-- Stored data start --
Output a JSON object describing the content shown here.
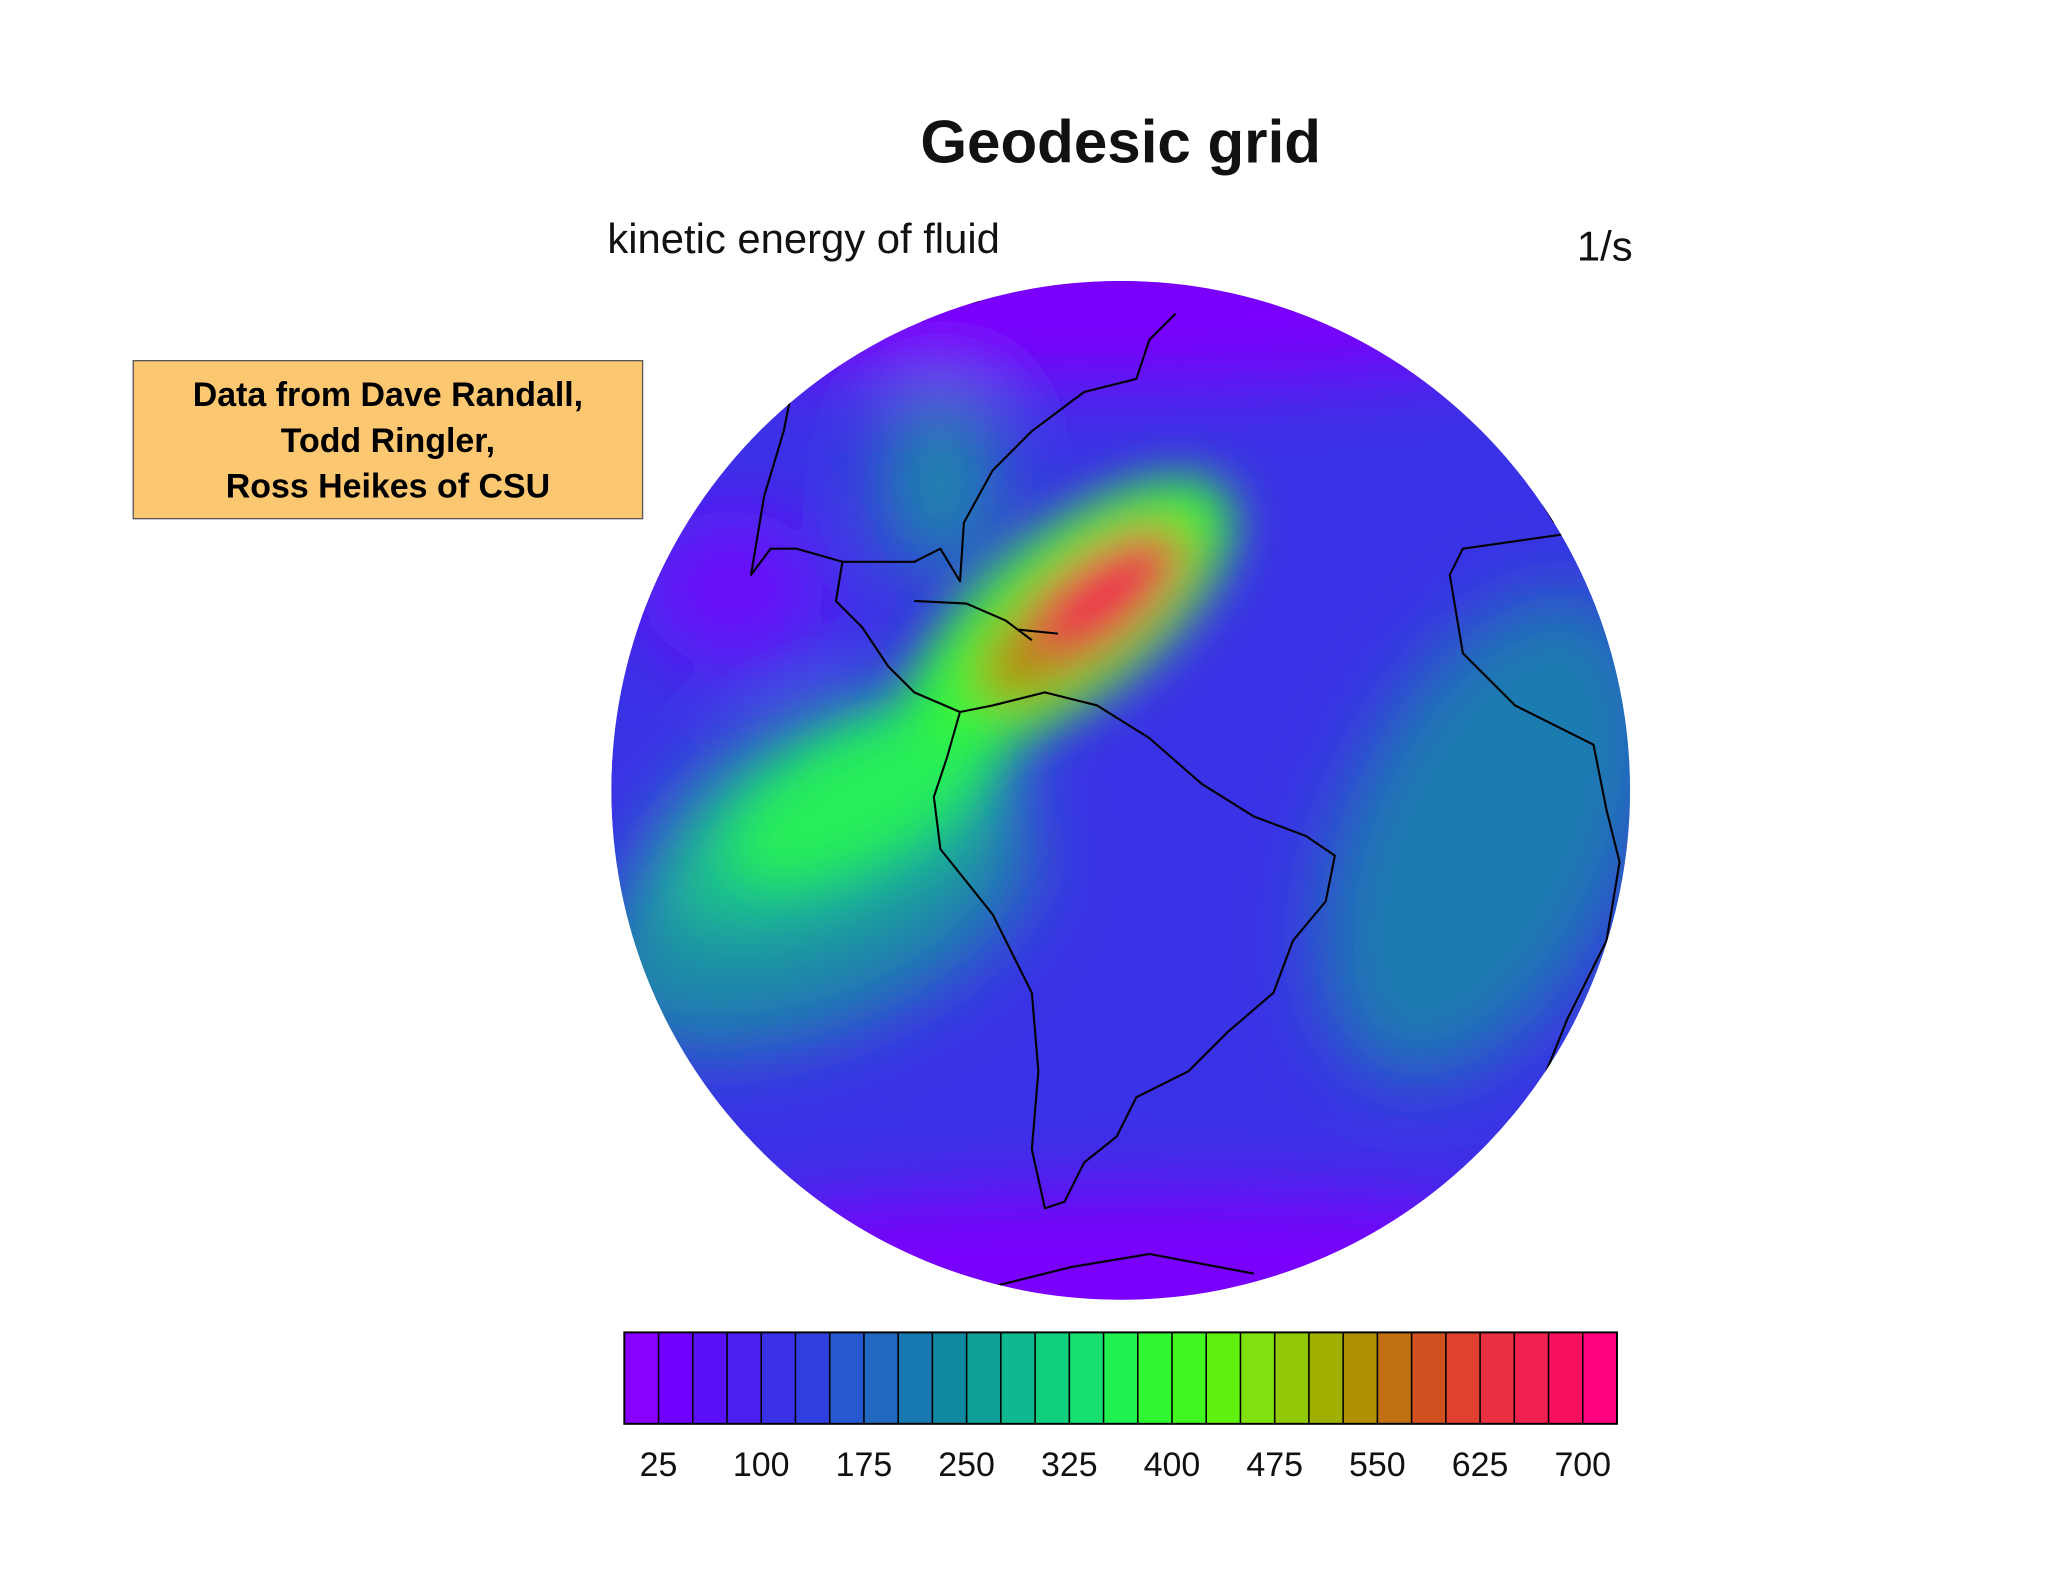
{
  "chart_data": {
    "type": "contour-map",
    "title": "Geodesic grid",
    "subtitle": "kinetic energy of fluid",
    "units": "1/s",
    "annotation": [
      "Data from Dave Randall,",
      "Todd Ringler,",
      "Ross Heikes of CSU"
    ],
    "colorbar": {
      "lim": [
        0,
        725
      ],
      "levels": [
        25,
        50,
        75,
        100,
        125,
        150,
        175,
        200,
        225,
        250,
        275,
        300,
        325,
        350,
        375,
        400,
        425,
        450,
        475,
        500,
        525,
        550,
        575,
        600,
        625,
        650,
        675,
        700
      ],
      "ticks": [
        25,
        100,
        175,
        250,
        325,
        400,
        475,
        550,
        625,
        700
      ],
      "colors": [
        "#8a00ff",
        "#7000ff",
        "#5a10f8",
        "#4a20f0",
        "#3a30e8",
        "#3040e0",
        "#2858d0",
        "#2068c0",
        "#1878b0",
        "#1088a0",
        "#10a098",
        "#10b890",
        "#10d080",
        "#18e070",
        "#20f050",
        "#30f830",
        "#40f820",
        "#60f010",
        "#80e010",
        "#90c808",
        "#a0b000",
        "#b09000",
        "#c07010",
        "#d05020",
        "#e04030",
        "#e83040",
        "#f02050",
        "#f81060",
        "#ff0080"
      ]
    }
  }
}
-- Stored data end --
* _What to do_
Leave out the pictures and copy the rest of the material above exactly.

* _Output of the exercise_
Output a JSON object describing the content shown here.
{
  "chart_data": {
    "type": "contour-map",
    "title": "Geodesic grid",
    "subtitle": "kinetic energy of fluid",
    "units": "1/s",
    "annotation": [
      "Data from Dave Randall,",
      "Todd Ringler,",
      "Ross Heikes of CSU"
    ],
    "colorbar": {
      "lim": [
        0,
        725
      ],
      "levels": [
        25,
        50,
        75,
        100,
        125,
        150,
        175,
        200,
        225,
        250,
        275,
        300,
        325,
        350,
        375,
        400,
        425,
        450,
        475,
        500,
        525,
        550,
        575,
        600,
        625,
        650,
        675,
        700
      ],
      "ticks": [
        25,
        100,
        175,
        250,
        325,
        400,
        475,
        550,
        625,
        700
      ],
      "colors": [
        "#8a00ff",
        "#7000ff",
        "#5a10f8",
        "#4a20f0",
        "#3a30e8",
        "#3040e0",
        "#2858d0",
        "#2068c0",
        "#1878b0",
        "#1088a0",
        "#10a098",
        "#10b890",
        "#10d080",
        "#18e070",
        "#20f050",
        "#30f830",
        "#40f820",
        "#60f010",
        "#80e010",
        "#90c808",
        "#a0b000",
        "#b09000",
        "#c07010",
        "#d05020",
        "#e04030",
        "#e83040",
        "#f02050",
        "#f81060",
        "#ff0080"
      ]
    }
  }
}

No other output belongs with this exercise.